In the data below, locate each line with the word "this" and list it.

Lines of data
================

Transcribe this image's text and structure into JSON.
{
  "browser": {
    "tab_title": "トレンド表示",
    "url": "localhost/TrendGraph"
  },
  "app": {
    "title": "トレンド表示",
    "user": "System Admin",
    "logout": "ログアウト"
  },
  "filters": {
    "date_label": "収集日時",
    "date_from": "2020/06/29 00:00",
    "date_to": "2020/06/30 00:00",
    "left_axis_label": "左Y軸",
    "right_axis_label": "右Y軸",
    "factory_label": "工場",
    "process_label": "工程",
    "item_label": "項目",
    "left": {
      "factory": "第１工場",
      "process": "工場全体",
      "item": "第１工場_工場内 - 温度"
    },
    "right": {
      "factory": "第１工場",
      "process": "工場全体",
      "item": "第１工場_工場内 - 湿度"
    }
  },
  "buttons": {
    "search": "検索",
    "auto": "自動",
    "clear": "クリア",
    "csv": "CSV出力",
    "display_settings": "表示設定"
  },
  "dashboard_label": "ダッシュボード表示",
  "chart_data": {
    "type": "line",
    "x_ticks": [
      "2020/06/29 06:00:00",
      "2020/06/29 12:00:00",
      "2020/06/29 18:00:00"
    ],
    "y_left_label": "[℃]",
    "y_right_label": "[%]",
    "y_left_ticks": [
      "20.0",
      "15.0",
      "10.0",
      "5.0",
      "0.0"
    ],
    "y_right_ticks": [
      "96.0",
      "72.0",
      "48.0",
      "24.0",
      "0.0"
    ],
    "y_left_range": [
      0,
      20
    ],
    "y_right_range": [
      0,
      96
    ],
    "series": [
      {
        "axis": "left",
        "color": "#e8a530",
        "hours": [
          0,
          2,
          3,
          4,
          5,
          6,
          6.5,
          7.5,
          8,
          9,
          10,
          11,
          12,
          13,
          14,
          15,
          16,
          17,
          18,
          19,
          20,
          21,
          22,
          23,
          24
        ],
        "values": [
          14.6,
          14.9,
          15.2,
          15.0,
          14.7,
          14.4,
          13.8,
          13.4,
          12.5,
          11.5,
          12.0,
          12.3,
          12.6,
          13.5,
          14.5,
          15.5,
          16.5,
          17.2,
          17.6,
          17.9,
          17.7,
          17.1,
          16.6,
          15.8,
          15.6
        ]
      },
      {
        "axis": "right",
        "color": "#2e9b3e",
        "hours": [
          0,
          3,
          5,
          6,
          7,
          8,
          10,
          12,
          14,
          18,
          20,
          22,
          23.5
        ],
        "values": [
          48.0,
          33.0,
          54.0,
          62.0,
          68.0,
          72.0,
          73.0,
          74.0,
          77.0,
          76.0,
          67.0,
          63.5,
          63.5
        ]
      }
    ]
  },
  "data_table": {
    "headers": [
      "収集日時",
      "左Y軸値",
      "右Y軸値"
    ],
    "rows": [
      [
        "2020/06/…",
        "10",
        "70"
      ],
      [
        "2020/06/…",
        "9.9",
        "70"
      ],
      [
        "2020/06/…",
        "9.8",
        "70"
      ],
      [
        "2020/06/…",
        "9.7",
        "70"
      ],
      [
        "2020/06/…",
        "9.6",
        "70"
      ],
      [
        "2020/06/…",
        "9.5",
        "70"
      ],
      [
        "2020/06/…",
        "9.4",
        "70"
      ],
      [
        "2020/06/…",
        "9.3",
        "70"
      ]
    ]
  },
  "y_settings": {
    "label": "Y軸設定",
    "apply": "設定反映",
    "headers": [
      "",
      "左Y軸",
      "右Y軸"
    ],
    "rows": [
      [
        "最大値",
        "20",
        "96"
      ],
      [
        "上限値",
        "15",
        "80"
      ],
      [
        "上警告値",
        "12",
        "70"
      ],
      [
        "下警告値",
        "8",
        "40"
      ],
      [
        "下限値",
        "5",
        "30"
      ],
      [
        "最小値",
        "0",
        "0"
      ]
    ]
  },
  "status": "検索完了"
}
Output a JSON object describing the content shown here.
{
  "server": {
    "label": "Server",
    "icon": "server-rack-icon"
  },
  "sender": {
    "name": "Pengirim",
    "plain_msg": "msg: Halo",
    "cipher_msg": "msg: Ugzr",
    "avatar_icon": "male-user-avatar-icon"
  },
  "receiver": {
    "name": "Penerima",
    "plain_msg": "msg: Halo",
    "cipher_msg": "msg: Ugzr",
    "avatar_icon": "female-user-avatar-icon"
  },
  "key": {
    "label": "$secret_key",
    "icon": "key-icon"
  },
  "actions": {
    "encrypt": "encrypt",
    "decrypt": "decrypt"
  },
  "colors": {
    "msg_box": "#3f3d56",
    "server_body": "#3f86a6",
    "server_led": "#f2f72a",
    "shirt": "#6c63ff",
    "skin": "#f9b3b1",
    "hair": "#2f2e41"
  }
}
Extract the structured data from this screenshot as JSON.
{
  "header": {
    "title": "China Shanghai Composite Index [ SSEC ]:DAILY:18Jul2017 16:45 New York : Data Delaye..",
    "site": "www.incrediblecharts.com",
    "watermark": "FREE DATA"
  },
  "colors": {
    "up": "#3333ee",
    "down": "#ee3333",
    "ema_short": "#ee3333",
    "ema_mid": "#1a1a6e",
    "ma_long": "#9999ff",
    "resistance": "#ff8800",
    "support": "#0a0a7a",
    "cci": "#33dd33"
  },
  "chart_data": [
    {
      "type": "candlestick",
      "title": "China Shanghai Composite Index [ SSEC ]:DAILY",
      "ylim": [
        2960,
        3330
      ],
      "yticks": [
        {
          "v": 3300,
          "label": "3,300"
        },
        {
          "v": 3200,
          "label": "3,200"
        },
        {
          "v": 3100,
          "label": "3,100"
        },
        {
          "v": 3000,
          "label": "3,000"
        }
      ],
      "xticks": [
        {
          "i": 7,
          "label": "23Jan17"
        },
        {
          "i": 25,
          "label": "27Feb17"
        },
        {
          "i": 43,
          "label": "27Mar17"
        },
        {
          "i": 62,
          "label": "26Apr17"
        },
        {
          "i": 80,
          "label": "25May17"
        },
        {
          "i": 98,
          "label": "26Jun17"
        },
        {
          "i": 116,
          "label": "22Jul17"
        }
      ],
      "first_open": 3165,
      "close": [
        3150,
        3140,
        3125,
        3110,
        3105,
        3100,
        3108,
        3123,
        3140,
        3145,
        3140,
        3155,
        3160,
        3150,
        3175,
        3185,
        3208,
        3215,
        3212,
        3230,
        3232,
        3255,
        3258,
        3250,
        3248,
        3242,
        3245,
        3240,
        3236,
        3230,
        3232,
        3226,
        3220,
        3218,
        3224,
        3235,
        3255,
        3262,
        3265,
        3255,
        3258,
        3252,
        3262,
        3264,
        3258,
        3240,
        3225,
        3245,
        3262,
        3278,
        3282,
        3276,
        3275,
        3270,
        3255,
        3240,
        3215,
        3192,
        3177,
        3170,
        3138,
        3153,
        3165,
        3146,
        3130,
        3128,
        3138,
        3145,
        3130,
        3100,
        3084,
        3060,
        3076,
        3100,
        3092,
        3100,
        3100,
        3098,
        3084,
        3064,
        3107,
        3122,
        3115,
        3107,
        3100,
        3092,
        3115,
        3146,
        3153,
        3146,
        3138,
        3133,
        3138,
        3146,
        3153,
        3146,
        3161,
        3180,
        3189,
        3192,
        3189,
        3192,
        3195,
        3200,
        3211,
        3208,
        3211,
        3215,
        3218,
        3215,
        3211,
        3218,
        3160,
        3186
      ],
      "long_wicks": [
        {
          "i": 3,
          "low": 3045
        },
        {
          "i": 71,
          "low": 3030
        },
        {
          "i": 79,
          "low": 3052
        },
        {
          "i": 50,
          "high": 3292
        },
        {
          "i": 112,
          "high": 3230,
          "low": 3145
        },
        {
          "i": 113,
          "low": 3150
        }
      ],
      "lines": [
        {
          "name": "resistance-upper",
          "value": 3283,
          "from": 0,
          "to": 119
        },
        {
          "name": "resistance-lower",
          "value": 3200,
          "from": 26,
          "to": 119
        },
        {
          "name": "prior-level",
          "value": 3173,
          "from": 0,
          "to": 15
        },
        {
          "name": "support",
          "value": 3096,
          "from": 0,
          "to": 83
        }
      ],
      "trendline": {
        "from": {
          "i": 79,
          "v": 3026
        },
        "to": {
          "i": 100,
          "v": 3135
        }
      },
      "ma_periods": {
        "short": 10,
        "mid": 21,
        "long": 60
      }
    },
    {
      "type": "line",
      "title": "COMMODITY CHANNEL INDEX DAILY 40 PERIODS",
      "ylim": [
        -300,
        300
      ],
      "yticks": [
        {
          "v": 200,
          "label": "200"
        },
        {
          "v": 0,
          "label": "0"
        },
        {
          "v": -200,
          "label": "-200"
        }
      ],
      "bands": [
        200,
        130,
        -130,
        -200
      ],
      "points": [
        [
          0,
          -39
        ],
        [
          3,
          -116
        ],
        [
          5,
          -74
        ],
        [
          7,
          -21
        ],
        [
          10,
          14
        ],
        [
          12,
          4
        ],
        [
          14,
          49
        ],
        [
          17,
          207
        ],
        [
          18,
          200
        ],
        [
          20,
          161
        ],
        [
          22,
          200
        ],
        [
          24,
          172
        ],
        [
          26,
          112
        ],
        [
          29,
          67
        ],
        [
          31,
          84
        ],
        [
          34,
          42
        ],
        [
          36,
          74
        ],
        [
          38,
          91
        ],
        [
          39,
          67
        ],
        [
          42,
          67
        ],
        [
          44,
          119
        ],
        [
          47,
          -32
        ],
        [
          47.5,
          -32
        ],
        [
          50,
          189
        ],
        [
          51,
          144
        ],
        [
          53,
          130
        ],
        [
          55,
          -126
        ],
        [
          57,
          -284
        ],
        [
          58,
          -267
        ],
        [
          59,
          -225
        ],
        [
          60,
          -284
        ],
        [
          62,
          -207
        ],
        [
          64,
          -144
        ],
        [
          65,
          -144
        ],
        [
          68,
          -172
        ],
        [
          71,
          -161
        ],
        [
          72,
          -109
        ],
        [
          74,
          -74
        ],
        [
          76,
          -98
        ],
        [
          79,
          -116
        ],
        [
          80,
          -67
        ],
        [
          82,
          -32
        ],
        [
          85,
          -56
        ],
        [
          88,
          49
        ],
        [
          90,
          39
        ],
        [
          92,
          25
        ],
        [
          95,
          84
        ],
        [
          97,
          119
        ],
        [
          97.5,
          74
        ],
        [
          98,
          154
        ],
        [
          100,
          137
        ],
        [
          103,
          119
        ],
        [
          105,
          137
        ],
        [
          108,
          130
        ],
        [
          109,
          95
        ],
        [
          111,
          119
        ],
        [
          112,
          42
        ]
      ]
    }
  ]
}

================

» Output of the exercise:
Transcribe this image's text and structure into JSON.
Extract the structured data from this screenshot as JSON.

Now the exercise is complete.